= Extracted data =
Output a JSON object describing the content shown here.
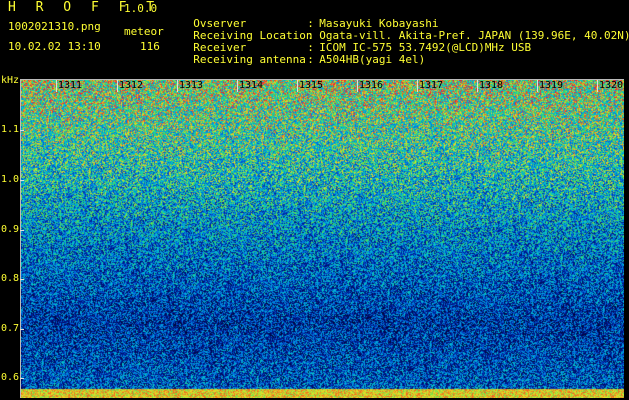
{
  "header": {
    "app_title": "H R O F F T",
    "version": "1.0.0",
    "filename": "1002021310.png",
    "mode": "meteor",
    "datetime": "10.02.02 13:10",
    "count": "116"
  },
  "info": [
    {
      "key": "Ovserver",
      "sep": ":",
      "value": "Masayuki Kobayashi"
    },
    {
      "key": "Receiving Location",
      "sep": ":",
      "value": "Ogata-vill. Akita-Pref. JAPAN (139.96E, 40.02N)"
    },
    {
      "key": "Receiver",
      "sep": ":",
      "value": "ICOM IC-575 53.7492(@LCD)MHz USB"
    },
    {
      "key": "Receiving antenna",
      "sep": ":",
      "value": "A504HB(yagi 4el)"
    }
  ],
  "axis": {
    "y_unit": "kHz",
    "y_ticks": [
      "1.1",
      "1.0",
      "0.9",
      "0.8",
      "0.7",
      "0.6"
    ],
    "x_ticks": [
      "1311",
      "1312",
      "1313",
      "1314",
      "1315",
      "1316",
      "1317",
      "1318",
      "1319",
      "1320"
    ]
  },
  "colors": {
    "text": "#ffff33",
    "background": "#000000"
  }
}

= What is being asked =
Exactly reproduce the entries above, minus the pictures.

= Response =
Output a JSON object describing the content shown here.
{
  "header": {
    "app_title": "H R O F F T",
    "version": "1.0.0",
    "filename": "1002021310.png",
    "mode": "meteor",
    "datetime": "10.02.02 13:10",
    "count": "116"
  },
  "info": [
    {
      "key": "Ovserver",
      "sep": ":",
      "value": "Masayuki Kobayashi"
    },
    {
      "key": "Receiving Location",
      "sep": ":",
      "value": "Ogata-vill. Akita-Pref. JAPAN (139.96E, 40.02N)"
    },
    {
      "key": "Receiver",
      "sep": ":",
      "value": "ICOM IC-575 53.7492(@LCD)MHz USB"
    },
    {
      "key": "Receiving antenna",
      "sep": ":",
      "value": "A504HB(yagi 4el)"
    }
  ],
  "axis": {
    "y_unit": "kHz",
    "y_ticks": [
      "1.1",
      "1.0",
      "0.9",
      "0.8",
      "0.7",
      "0.6"
    ],
    "x_ticks": [
      "1311",
      "1312",
      "1313",
      "1314",
      "1315",
      "1316",
      "1317",
      "1318",
      "1319",
      "1320"
    ]
  },
  "colors": {
    "text": "#ffff33",
    "background": "#000000"
  }
}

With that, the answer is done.